● GIVEN INSTRUCTION
Copy out the lines that have "Transmission" in them.

-- start --

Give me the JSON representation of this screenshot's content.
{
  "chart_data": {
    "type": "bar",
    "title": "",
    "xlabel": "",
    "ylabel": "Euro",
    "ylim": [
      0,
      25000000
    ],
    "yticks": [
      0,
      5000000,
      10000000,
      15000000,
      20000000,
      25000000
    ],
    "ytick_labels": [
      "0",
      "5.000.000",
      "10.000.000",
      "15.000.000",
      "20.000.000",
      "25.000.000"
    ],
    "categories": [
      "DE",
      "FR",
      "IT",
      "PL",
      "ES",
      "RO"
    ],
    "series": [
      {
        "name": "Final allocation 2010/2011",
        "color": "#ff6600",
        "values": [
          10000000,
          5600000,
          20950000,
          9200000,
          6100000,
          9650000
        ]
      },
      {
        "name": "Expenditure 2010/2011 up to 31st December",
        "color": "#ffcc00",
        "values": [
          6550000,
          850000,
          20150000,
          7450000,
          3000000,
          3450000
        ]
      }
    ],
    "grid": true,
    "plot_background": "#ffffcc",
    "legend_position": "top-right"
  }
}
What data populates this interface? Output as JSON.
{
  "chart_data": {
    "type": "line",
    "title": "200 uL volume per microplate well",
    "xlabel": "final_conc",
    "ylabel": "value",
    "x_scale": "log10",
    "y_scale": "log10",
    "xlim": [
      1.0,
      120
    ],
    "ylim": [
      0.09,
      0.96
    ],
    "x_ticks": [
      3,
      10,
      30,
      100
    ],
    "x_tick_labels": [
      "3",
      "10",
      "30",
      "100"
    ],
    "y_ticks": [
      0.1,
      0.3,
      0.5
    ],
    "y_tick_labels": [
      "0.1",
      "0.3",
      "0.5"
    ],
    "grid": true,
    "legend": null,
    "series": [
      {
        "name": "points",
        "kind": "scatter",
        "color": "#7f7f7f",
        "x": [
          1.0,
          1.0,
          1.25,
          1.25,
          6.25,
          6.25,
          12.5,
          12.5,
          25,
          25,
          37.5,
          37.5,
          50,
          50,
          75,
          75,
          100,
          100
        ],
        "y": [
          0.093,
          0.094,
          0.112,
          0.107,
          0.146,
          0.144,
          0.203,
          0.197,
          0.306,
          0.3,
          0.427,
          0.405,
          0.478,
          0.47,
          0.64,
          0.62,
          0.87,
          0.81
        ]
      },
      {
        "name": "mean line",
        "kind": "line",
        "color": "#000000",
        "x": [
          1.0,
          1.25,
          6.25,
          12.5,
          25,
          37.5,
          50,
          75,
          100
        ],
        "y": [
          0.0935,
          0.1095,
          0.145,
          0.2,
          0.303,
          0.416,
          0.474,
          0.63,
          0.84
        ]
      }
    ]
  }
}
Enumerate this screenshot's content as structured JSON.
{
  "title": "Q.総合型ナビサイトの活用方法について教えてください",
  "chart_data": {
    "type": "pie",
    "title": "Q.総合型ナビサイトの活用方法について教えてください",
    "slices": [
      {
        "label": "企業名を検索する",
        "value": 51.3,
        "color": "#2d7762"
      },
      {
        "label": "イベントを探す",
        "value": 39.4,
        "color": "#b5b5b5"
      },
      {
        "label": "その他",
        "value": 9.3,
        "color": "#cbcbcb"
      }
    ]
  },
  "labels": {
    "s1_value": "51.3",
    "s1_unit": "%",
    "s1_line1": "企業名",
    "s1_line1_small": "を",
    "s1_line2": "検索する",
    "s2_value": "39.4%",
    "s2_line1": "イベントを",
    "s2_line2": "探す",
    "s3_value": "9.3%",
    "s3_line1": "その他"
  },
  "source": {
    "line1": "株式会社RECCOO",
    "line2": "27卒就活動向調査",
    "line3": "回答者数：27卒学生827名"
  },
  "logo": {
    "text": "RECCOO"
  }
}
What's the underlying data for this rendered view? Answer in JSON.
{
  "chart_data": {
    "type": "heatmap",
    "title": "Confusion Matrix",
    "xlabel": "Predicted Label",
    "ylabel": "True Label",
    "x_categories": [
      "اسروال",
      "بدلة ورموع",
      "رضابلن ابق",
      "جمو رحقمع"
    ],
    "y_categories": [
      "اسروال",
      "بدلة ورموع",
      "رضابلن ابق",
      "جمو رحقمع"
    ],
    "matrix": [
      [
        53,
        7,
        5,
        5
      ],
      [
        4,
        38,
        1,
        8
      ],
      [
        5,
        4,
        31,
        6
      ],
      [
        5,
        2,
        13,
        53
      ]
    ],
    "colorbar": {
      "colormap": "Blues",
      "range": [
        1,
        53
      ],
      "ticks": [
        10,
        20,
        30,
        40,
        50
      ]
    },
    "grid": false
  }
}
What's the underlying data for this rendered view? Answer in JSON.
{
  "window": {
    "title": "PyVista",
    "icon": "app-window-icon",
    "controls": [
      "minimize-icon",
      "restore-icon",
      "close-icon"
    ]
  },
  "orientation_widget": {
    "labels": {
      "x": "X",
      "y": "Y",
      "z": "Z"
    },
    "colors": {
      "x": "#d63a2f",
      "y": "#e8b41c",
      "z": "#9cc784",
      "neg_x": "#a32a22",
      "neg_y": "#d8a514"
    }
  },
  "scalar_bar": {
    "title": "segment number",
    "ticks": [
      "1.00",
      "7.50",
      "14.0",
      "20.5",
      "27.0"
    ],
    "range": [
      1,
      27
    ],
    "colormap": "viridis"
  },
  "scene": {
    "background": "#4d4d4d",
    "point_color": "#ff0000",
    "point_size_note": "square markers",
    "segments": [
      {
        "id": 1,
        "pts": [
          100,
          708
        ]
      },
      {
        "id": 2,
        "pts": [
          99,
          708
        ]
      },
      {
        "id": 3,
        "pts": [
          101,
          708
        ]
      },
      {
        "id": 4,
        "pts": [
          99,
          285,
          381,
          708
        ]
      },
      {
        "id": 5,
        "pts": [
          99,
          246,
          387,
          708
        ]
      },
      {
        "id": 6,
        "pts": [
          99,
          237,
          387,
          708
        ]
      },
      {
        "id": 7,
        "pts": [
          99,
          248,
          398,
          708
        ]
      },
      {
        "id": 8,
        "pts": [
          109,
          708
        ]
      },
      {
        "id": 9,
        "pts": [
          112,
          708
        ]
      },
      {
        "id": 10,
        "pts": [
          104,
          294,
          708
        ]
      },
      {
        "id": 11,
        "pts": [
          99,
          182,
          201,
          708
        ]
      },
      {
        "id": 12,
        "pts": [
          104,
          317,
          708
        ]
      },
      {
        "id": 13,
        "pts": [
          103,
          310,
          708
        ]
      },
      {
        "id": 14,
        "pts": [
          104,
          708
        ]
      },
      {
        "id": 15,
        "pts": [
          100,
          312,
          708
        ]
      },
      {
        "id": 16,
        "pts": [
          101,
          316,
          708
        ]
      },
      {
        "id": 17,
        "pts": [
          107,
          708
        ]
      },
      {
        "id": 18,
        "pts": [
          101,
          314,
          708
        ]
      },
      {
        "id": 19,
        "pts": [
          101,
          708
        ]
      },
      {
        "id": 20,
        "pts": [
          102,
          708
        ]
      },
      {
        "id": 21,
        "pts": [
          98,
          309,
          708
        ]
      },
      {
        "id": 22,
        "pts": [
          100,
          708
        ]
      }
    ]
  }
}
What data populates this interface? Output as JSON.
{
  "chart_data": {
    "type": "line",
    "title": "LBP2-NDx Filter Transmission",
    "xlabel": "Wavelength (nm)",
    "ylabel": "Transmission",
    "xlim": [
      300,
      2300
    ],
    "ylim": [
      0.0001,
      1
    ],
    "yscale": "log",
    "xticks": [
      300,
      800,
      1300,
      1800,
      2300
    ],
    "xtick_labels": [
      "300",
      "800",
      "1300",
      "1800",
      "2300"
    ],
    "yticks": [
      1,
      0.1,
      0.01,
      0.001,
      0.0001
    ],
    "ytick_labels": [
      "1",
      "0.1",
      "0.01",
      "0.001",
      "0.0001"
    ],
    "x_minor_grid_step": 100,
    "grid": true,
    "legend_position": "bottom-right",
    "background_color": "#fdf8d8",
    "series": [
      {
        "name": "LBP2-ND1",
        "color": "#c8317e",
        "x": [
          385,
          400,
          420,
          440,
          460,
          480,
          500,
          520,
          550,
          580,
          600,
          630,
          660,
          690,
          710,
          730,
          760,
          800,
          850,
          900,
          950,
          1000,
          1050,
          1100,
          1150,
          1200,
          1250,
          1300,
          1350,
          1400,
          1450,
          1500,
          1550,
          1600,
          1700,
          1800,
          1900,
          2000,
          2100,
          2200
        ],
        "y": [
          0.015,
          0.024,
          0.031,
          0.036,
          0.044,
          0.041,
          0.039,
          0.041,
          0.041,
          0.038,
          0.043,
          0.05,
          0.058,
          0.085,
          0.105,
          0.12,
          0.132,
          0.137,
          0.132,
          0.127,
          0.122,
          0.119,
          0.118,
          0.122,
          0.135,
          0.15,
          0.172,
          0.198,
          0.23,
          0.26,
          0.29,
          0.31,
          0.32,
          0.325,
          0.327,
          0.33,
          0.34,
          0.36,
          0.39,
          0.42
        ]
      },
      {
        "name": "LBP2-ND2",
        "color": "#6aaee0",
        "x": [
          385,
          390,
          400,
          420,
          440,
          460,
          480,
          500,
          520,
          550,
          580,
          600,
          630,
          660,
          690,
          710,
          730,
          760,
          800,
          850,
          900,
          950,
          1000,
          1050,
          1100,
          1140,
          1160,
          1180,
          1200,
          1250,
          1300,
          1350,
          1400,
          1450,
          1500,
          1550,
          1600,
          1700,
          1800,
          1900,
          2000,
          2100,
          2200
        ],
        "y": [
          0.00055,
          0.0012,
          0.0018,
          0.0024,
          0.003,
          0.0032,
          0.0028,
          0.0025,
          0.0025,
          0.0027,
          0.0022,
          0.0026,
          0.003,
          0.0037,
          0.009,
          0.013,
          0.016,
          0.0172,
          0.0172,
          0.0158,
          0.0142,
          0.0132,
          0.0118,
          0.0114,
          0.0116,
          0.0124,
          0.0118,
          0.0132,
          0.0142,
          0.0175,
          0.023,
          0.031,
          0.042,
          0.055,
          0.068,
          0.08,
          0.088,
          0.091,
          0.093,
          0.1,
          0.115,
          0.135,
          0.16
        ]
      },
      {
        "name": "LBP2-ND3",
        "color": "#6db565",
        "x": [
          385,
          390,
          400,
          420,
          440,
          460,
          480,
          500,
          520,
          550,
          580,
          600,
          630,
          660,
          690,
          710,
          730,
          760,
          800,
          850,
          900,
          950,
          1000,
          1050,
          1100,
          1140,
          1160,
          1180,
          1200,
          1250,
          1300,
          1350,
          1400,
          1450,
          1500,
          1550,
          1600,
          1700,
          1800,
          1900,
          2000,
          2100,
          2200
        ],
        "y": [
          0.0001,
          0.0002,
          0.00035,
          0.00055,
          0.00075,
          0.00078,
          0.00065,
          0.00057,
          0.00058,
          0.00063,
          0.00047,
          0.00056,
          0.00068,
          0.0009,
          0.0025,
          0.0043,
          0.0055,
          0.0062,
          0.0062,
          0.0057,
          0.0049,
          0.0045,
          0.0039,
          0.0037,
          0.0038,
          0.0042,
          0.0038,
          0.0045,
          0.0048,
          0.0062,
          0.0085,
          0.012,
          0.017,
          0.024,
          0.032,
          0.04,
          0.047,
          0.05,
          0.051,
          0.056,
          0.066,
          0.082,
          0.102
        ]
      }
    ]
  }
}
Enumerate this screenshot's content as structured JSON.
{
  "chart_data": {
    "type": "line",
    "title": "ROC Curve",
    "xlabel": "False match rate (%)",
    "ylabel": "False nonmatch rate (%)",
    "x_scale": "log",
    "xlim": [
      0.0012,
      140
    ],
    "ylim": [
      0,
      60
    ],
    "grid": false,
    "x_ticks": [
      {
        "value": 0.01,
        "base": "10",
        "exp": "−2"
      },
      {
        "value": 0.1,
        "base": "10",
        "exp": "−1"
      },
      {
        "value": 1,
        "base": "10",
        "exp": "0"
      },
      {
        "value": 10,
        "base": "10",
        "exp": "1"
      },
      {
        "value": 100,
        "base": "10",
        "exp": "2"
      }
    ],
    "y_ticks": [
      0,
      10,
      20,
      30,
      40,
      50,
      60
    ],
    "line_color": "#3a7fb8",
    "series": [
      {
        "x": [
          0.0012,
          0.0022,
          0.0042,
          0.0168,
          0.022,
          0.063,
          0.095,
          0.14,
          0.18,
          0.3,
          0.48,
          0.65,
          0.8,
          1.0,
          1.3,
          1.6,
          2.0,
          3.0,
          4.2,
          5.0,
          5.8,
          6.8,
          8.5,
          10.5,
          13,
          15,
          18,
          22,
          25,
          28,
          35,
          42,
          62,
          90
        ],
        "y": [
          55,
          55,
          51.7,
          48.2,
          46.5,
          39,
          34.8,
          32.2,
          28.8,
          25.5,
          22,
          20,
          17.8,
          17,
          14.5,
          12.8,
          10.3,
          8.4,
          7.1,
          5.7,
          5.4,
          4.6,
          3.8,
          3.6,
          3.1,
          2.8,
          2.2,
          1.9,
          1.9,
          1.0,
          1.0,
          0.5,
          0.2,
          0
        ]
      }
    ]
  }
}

-- end --

● SOLUTION FOR THIS EXERCISE
    "title": "LBP2-NDx Filter Transmission",
    "ylabel": "Transmission",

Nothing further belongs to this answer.